> Aim
Locate each line holding the string "Kanal" and copy it.

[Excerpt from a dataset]
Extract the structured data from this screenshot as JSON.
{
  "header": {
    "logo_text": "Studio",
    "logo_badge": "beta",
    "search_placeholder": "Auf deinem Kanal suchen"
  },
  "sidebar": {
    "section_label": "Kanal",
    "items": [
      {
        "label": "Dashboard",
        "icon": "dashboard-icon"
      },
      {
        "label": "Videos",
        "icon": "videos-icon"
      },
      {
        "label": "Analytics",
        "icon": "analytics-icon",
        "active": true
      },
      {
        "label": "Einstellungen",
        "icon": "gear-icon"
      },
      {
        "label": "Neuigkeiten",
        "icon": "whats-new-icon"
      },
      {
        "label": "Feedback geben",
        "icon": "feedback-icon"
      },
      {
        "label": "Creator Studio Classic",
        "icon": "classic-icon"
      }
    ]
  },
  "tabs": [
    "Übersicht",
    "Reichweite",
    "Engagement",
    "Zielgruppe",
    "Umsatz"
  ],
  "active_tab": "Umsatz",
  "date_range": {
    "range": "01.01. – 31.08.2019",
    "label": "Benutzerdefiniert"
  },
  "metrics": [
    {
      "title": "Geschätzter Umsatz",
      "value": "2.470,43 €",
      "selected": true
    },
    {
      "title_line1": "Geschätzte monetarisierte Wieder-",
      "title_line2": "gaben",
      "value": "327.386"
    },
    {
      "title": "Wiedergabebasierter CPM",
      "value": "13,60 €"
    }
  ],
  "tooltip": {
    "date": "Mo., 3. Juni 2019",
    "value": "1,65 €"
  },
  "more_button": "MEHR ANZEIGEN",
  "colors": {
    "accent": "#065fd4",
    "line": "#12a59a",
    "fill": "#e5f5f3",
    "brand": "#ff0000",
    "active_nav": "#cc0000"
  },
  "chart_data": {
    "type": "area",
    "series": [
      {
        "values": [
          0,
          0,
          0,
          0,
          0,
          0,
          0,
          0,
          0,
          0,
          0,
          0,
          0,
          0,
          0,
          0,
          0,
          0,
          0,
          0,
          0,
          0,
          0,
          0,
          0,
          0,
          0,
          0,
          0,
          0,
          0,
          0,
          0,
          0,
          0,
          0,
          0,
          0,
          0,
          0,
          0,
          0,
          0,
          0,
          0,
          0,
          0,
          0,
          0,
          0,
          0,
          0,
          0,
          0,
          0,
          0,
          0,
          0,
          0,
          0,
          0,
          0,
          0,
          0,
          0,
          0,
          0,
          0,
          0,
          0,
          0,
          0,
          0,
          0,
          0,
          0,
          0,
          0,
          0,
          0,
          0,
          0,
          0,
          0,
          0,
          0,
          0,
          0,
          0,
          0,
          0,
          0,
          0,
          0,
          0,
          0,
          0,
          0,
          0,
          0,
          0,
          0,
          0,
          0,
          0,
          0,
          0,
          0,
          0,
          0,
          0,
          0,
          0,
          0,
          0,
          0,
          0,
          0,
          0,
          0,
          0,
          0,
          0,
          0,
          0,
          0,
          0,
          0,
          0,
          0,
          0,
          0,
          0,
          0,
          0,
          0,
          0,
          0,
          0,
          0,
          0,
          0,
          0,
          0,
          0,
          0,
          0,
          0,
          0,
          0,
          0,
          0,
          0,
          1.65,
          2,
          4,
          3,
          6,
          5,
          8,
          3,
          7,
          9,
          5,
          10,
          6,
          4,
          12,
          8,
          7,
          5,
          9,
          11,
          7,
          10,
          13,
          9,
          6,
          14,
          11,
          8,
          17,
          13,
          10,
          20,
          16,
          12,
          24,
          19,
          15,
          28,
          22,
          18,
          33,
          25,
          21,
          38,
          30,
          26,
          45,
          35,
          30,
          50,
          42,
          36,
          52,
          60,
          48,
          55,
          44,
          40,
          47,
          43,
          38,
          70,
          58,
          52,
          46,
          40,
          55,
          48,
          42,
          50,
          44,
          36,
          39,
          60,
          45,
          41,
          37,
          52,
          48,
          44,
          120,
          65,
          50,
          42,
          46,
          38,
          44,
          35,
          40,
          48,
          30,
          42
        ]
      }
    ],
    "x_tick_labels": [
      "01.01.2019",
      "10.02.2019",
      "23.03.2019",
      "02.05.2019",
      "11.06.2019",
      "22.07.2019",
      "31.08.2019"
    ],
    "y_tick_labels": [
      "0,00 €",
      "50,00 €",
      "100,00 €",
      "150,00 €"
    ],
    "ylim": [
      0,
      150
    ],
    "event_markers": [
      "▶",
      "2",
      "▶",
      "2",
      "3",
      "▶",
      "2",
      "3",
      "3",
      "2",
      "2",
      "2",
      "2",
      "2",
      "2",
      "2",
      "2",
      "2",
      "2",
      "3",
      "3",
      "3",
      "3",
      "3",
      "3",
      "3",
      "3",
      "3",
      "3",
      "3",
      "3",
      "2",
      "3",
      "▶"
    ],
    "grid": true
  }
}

> Answer to this task
    "search_placeholder": "Auf deinem Kanal suchen"
    "section_label": "Kanal",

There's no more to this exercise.